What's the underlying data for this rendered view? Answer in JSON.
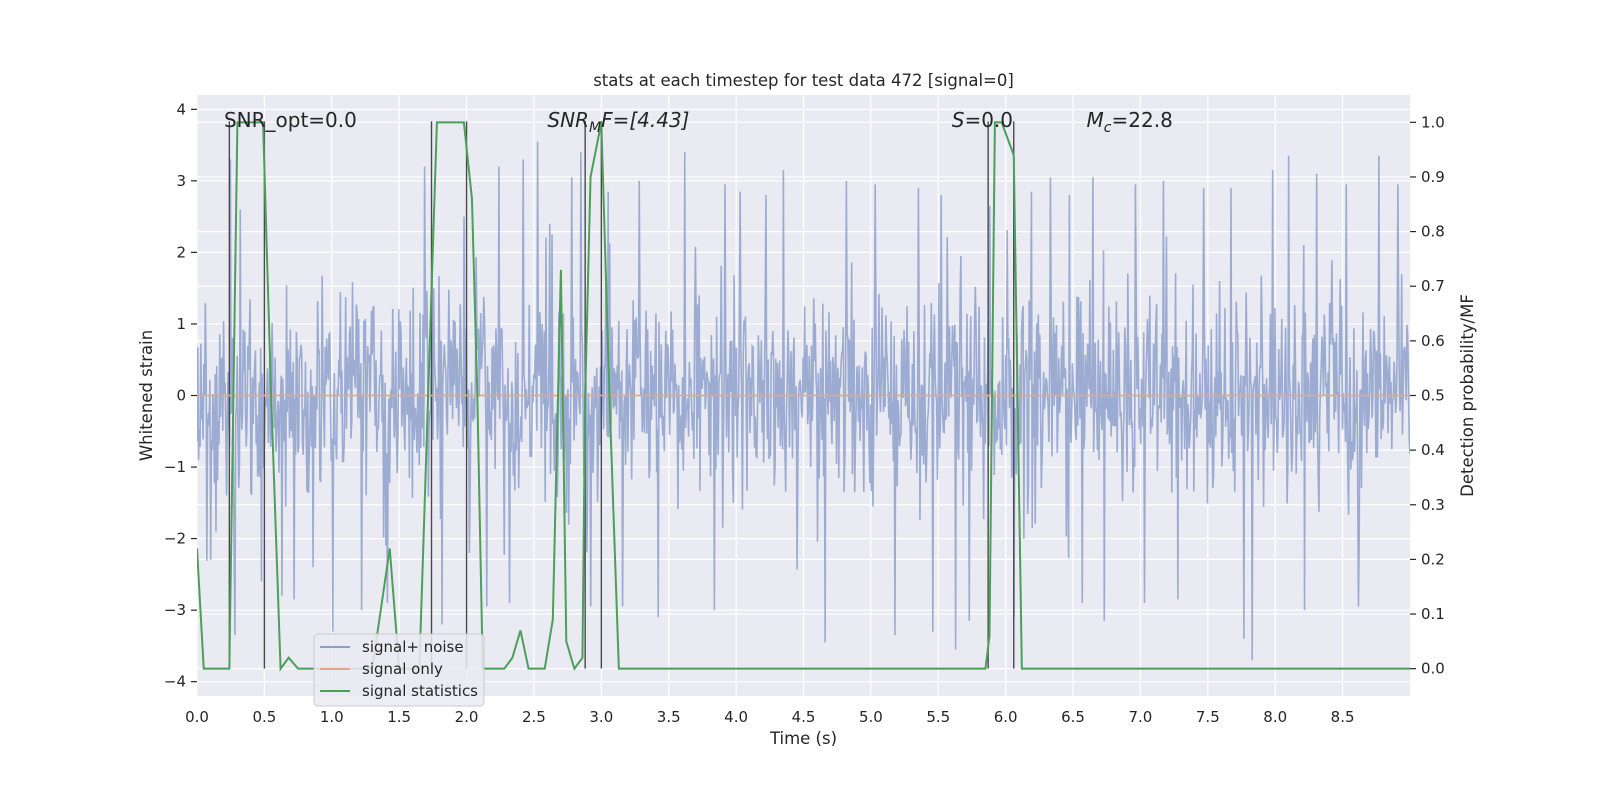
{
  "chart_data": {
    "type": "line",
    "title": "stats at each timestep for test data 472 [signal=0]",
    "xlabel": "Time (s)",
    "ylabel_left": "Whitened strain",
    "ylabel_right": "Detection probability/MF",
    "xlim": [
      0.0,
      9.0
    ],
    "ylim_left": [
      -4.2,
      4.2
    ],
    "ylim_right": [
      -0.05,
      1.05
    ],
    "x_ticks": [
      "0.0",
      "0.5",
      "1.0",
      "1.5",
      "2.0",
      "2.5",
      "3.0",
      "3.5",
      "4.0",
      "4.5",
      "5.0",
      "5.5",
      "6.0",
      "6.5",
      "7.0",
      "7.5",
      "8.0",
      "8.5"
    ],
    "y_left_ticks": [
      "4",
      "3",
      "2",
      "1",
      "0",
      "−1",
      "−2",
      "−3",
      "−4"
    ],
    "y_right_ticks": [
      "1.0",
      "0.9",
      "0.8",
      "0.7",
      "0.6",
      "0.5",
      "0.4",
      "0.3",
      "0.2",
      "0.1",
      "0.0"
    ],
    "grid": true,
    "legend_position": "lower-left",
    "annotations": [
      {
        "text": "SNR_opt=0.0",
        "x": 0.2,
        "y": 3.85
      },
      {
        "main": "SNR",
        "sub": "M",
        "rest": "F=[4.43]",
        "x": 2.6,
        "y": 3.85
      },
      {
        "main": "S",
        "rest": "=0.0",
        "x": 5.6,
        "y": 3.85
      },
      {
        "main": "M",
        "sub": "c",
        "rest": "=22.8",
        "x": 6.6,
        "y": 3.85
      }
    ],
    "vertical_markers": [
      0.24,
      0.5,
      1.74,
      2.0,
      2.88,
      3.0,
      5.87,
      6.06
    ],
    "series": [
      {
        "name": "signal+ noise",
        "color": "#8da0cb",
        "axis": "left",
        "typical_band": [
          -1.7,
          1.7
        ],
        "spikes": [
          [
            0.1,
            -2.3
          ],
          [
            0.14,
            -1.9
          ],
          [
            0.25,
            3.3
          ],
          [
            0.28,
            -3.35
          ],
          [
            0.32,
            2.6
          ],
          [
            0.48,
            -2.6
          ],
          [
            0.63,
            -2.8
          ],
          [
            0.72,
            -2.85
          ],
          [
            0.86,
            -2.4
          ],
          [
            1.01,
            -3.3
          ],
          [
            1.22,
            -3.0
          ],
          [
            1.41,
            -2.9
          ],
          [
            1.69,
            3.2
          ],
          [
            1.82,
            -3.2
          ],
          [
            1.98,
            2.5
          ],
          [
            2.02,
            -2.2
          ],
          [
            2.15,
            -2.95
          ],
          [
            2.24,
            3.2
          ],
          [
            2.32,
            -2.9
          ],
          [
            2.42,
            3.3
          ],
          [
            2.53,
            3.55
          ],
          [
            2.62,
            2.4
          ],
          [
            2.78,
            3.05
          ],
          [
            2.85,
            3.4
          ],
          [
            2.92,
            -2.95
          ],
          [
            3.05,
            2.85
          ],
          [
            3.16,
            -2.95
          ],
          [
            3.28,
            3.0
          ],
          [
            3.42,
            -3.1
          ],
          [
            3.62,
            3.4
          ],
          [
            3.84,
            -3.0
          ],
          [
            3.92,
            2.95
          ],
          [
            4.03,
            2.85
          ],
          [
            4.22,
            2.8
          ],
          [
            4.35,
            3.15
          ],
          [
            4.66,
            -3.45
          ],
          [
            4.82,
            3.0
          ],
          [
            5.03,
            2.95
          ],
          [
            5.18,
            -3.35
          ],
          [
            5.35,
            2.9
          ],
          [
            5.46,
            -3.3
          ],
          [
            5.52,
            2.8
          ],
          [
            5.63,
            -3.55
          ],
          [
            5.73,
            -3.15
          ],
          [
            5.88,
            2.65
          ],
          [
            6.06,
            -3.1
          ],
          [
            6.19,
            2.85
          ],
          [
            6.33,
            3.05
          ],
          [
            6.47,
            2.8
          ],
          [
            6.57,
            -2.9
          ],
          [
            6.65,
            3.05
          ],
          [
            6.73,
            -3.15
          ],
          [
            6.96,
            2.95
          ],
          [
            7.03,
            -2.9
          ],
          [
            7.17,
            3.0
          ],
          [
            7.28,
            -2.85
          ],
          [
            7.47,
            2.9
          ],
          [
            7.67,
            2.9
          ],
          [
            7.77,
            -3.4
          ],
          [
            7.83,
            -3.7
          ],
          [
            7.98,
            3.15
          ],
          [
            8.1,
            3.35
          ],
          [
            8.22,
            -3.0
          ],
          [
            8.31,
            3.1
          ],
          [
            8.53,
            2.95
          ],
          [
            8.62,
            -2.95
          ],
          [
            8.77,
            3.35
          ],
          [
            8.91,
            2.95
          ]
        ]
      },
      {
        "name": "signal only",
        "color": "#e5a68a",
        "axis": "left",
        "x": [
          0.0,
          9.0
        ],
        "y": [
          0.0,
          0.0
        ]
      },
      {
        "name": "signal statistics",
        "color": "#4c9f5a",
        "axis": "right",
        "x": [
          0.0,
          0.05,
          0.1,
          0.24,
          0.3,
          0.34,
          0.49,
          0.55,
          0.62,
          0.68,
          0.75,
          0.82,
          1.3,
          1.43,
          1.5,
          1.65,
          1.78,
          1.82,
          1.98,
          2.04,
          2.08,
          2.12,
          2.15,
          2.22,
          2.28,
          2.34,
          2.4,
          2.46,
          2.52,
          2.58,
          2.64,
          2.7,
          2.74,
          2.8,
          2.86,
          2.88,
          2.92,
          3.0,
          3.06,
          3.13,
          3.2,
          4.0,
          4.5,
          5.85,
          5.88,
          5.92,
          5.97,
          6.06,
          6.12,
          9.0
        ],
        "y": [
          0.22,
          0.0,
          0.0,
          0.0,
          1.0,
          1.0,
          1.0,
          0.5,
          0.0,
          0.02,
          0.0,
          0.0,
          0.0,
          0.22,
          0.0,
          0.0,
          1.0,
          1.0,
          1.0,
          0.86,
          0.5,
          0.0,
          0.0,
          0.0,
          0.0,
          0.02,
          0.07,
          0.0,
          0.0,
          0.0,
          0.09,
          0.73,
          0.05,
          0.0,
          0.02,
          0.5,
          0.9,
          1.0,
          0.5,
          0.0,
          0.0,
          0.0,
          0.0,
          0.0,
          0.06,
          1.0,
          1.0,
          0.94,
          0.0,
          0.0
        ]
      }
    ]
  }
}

◇ ◇ ◇ ◇ ◇ ◇ ◇

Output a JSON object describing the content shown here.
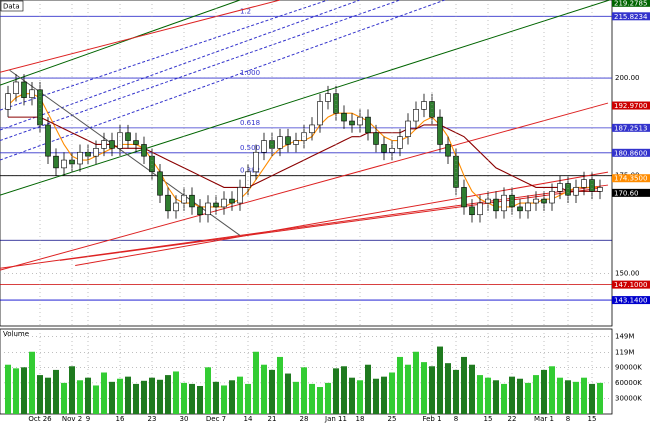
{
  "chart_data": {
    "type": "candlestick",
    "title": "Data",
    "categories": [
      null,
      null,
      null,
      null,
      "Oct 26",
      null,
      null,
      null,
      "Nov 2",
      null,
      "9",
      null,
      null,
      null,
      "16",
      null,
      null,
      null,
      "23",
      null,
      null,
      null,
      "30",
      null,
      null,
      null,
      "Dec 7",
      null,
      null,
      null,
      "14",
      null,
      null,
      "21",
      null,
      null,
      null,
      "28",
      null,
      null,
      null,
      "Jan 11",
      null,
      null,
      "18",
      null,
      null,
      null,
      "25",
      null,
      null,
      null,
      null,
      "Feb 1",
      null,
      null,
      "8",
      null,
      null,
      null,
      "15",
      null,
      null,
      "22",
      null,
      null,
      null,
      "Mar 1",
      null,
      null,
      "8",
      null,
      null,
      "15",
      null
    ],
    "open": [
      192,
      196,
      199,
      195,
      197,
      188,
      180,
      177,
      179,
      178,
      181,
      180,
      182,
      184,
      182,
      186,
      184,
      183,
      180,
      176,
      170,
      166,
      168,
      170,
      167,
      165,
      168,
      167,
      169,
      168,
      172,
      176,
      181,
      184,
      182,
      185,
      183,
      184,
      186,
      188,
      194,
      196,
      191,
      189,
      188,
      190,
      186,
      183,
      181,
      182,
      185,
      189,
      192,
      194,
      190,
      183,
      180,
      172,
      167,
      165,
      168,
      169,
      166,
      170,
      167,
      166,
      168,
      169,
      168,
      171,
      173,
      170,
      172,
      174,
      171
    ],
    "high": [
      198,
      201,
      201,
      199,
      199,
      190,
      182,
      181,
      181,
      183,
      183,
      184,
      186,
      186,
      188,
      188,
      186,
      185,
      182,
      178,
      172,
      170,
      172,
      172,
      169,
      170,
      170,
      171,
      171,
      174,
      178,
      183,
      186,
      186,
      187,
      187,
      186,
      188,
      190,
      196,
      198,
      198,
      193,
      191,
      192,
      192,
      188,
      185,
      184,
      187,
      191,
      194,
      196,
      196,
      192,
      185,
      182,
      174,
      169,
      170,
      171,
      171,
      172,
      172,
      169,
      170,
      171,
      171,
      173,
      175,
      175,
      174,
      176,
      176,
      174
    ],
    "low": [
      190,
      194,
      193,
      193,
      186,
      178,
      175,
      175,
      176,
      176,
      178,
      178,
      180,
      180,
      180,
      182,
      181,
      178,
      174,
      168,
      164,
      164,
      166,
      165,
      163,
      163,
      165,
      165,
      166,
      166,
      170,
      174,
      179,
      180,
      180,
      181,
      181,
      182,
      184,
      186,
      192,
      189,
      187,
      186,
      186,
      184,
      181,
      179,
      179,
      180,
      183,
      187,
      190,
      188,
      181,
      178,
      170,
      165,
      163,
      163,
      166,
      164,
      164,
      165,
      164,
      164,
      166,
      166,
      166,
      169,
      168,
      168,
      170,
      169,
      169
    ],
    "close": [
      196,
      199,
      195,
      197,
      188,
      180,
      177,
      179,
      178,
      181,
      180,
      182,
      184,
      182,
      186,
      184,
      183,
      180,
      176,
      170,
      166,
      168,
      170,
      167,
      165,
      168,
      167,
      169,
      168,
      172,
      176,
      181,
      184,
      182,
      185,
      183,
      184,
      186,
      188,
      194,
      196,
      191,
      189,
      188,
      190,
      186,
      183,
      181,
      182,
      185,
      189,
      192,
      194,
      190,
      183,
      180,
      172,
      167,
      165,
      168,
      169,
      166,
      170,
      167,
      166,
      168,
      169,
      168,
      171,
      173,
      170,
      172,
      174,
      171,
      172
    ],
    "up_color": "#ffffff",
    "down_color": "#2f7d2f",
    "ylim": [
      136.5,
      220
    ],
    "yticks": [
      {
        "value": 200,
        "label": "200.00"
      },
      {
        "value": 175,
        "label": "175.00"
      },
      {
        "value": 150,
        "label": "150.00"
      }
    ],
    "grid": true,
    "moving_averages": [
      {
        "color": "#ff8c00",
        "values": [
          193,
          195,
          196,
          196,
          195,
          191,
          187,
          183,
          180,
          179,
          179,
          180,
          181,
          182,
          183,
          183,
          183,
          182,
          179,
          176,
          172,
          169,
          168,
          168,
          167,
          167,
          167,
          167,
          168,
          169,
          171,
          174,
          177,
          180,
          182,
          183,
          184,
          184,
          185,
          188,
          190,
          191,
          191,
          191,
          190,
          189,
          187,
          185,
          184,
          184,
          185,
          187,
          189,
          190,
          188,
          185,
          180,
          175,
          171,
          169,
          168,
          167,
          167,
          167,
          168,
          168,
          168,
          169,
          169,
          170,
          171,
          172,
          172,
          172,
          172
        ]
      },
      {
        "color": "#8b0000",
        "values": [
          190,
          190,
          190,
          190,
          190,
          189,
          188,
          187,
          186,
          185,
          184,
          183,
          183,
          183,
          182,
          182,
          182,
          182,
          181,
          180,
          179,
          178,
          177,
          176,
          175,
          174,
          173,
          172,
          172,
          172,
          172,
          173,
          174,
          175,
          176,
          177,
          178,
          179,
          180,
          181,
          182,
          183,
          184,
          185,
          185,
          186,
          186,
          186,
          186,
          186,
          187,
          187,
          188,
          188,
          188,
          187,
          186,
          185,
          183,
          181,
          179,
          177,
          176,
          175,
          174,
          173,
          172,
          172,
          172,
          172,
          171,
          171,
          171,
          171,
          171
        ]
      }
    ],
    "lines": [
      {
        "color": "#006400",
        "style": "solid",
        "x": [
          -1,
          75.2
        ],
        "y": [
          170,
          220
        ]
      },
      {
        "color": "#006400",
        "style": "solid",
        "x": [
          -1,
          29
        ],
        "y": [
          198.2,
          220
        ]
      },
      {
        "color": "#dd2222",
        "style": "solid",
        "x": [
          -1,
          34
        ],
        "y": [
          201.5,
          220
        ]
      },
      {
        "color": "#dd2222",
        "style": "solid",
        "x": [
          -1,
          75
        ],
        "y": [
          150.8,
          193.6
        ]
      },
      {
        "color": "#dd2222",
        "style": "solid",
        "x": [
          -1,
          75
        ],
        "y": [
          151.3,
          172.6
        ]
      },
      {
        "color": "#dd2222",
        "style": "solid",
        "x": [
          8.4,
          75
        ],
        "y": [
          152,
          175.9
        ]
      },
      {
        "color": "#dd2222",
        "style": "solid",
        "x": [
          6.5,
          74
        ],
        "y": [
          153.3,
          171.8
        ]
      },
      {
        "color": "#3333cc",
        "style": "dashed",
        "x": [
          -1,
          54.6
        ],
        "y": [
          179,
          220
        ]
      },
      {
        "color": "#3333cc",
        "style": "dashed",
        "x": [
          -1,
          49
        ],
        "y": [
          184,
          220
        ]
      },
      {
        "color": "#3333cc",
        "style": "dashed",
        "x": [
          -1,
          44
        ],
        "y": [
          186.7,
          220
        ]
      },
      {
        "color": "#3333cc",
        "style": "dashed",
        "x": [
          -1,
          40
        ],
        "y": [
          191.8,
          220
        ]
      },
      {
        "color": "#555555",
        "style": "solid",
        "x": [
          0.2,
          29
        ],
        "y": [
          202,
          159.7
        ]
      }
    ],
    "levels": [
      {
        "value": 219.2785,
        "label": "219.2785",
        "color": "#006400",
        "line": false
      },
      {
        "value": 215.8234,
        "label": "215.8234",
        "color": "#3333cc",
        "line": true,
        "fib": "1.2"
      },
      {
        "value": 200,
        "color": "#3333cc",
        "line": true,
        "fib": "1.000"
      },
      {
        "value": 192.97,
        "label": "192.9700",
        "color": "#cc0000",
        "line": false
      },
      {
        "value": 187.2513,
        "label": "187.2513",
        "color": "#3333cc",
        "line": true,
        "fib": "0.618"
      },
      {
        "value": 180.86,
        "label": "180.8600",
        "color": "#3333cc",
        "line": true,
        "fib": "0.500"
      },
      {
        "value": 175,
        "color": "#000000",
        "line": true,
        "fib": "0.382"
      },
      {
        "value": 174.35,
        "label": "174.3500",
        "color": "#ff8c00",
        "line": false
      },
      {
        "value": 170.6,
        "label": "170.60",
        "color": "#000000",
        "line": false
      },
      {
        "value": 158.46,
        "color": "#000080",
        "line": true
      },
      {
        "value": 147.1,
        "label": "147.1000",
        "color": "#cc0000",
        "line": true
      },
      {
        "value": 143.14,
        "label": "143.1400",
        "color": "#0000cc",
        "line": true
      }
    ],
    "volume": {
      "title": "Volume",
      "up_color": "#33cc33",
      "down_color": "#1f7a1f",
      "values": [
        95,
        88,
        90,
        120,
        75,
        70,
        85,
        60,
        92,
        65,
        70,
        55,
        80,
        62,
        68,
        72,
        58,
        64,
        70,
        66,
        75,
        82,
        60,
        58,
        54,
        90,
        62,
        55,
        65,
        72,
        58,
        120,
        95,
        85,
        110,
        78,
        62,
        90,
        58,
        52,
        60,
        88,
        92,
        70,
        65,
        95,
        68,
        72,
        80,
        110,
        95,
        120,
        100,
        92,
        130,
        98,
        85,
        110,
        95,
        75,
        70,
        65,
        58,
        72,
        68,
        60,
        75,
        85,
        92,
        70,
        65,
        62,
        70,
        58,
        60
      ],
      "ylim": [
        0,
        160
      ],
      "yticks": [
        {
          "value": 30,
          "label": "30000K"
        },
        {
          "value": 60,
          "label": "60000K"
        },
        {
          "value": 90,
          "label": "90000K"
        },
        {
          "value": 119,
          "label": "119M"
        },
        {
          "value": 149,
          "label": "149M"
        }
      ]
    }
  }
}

◇ ◇ ◇ ◇ ◇ ◇ ◇

Determine the number of lines in the records that include the string "title", and respond with that number only.

## [COMPLETE ANSWER]
3